━━━━━ Record list ━━━━━
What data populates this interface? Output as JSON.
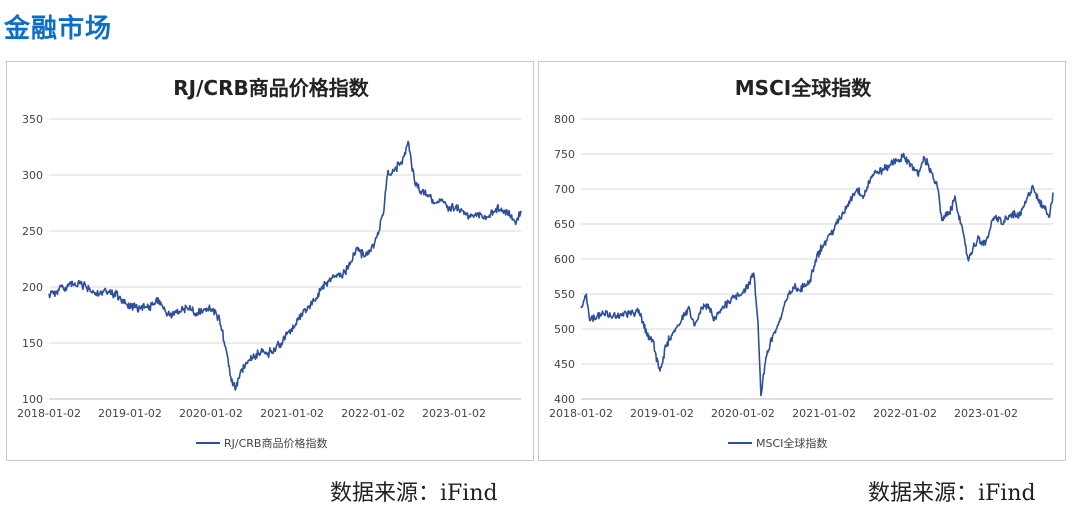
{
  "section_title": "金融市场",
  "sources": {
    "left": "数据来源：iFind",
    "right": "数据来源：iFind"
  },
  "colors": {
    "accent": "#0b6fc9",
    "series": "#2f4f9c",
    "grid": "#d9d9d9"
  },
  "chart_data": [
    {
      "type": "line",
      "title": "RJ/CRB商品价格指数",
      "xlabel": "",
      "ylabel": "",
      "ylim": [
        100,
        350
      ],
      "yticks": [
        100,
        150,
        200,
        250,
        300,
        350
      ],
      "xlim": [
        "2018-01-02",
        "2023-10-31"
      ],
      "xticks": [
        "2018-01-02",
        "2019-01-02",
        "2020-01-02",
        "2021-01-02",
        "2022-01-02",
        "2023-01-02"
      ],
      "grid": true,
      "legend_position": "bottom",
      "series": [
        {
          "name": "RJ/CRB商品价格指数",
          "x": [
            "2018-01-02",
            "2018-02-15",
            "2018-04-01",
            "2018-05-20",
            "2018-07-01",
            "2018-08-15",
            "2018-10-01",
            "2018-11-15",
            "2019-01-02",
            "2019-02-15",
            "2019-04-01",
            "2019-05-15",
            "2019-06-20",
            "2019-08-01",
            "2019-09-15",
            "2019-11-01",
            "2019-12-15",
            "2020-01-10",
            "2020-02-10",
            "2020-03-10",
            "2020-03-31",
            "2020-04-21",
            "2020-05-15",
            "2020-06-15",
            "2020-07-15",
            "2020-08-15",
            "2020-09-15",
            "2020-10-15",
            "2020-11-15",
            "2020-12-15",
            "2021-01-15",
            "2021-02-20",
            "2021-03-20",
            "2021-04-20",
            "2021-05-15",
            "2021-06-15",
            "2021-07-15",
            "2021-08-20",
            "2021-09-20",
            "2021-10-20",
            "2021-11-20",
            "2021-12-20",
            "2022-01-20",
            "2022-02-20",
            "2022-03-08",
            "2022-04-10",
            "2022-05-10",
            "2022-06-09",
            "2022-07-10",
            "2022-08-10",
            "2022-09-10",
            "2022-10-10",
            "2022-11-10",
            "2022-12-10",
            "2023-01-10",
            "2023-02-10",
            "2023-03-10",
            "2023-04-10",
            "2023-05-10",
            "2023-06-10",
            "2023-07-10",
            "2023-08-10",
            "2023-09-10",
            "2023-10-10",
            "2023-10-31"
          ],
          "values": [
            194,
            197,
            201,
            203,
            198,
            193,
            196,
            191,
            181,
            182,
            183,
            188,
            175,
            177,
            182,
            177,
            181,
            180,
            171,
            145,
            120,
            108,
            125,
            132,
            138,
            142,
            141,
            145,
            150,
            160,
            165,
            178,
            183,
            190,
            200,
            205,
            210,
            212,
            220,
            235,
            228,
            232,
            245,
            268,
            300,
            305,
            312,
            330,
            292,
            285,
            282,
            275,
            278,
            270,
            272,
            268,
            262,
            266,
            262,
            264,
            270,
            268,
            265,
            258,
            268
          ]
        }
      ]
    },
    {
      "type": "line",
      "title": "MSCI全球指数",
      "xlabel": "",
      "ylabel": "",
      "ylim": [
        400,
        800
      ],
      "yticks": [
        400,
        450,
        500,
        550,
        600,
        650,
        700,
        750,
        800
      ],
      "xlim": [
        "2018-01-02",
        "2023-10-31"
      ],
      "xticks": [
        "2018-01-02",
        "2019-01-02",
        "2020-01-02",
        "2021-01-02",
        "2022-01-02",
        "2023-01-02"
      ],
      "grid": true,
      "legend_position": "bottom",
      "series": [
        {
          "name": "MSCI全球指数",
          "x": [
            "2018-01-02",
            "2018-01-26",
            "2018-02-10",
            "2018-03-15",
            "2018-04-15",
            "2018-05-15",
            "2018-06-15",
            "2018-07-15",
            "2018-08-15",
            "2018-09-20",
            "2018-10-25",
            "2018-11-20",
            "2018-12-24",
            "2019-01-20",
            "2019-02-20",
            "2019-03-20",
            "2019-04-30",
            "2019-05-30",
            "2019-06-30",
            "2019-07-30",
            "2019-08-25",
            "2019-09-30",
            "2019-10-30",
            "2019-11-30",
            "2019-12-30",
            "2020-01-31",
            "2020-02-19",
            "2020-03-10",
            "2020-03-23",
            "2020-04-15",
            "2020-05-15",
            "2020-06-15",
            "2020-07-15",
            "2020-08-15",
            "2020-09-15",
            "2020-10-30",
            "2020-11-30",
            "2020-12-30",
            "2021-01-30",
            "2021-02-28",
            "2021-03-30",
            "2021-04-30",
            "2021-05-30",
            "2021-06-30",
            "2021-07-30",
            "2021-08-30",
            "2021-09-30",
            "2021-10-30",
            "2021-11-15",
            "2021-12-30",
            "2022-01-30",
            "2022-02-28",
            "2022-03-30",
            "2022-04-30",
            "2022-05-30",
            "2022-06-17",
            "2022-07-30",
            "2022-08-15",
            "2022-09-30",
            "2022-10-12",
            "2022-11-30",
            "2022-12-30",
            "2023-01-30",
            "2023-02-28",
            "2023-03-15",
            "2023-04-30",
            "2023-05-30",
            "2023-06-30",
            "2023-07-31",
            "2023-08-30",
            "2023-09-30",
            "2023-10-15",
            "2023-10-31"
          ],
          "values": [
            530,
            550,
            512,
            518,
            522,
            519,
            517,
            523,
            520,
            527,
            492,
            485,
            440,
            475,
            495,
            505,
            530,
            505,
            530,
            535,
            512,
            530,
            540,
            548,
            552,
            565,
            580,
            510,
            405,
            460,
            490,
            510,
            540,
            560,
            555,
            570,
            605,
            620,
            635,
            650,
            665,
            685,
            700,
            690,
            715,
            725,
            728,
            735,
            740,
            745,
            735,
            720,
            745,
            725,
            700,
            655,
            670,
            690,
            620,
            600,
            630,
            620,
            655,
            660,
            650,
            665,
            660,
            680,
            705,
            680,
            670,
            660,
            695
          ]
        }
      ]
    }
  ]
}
━━━━━
━━━━━ Record list ━━━━━
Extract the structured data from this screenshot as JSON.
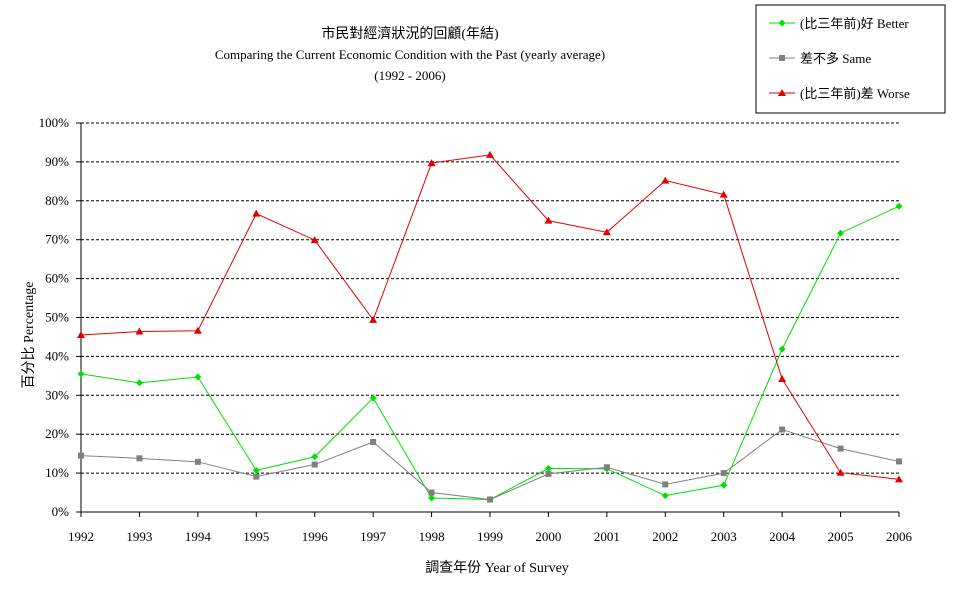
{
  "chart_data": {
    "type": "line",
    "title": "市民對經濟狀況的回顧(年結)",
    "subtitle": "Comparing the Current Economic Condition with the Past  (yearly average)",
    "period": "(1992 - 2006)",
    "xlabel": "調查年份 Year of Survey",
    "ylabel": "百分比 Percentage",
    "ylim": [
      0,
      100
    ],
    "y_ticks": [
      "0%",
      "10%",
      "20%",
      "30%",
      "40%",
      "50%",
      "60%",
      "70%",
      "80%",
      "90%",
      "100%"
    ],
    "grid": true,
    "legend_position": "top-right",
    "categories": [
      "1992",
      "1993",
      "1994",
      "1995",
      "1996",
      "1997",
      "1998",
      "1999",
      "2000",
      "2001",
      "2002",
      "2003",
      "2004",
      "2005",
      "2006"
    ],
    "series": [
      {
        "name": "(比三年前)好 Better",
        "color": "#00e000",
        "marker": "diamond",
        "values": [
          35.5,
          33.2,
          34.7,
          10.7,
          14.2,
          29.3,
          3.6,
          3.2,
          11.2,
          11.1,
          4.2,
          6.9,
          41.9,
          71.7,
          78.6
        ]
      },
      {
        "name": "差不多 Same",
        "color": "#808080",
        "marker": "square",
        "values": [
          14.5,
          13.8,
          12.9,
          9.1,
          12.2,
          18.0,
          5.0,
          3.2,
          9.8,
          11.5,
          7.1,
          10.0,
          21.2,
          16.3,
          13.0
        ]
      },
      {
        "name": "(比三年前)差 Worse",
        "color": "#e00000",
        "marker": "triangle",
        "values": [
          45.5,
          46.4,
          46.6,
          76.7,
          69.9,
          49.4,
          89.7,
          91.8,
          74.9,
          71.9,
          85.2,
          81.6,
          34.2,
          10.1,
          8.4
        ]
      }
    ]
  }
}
━━━━━
━━━━━ Record list ━━━━━
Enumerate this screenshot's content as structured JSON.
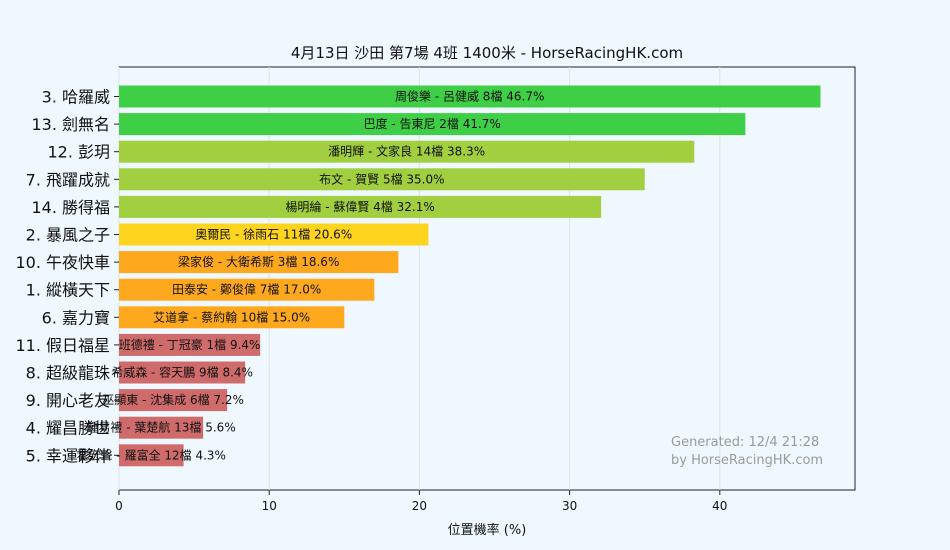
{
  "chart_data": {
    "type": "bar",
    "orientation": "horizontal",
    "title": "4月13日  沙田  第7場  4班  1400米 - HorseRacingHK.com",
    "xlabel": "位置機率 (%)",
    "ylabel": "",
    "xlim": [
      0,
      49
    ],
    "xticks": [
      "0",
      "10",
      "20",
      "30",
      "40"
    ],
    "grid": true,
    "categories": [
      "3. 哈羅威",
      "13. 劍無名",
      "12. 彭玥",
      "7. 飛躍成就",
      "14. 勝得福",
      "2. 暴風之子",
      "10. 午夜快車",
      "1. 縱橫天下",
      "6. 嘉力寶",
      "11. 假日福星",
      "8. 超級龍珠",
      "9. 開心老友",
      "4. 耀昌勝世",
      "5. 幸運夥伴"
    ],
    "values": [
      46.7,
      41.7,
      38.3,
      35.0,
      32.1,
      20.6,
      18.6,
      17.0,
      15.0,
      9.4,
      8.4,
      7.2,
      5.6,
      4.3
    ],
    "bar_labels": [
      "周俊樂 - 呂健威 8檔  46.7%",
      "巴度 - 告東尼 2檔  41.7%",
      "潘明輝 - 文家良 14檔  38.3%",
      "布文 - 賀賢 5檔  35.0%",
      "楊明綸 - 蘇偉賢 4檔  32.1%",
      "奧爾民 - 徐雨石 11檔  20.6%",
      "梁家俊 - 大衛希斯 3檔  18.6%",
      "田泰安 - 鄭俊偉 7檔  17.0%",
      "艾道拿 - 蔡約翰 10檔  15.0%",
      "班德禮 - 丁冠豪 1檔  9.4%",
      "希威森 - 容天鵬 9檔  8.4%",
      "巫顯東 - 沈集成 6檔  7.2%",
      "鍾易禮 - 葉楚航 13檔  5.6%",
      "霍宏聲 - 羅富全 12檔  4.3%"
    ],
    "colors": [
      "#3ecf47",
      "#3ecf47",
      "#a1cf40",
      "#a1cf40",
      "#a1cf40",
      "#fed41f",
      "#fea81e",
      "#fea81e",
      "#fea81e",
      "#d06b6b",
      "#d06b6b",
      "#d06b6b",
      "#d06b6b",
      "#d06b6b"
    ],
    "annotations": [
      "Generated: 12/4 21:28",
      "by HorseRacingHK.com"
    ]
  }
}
━━━━━
Exercise instructions:
What is the number of lines holding the word "marker"? State it alone.

Full solution:
3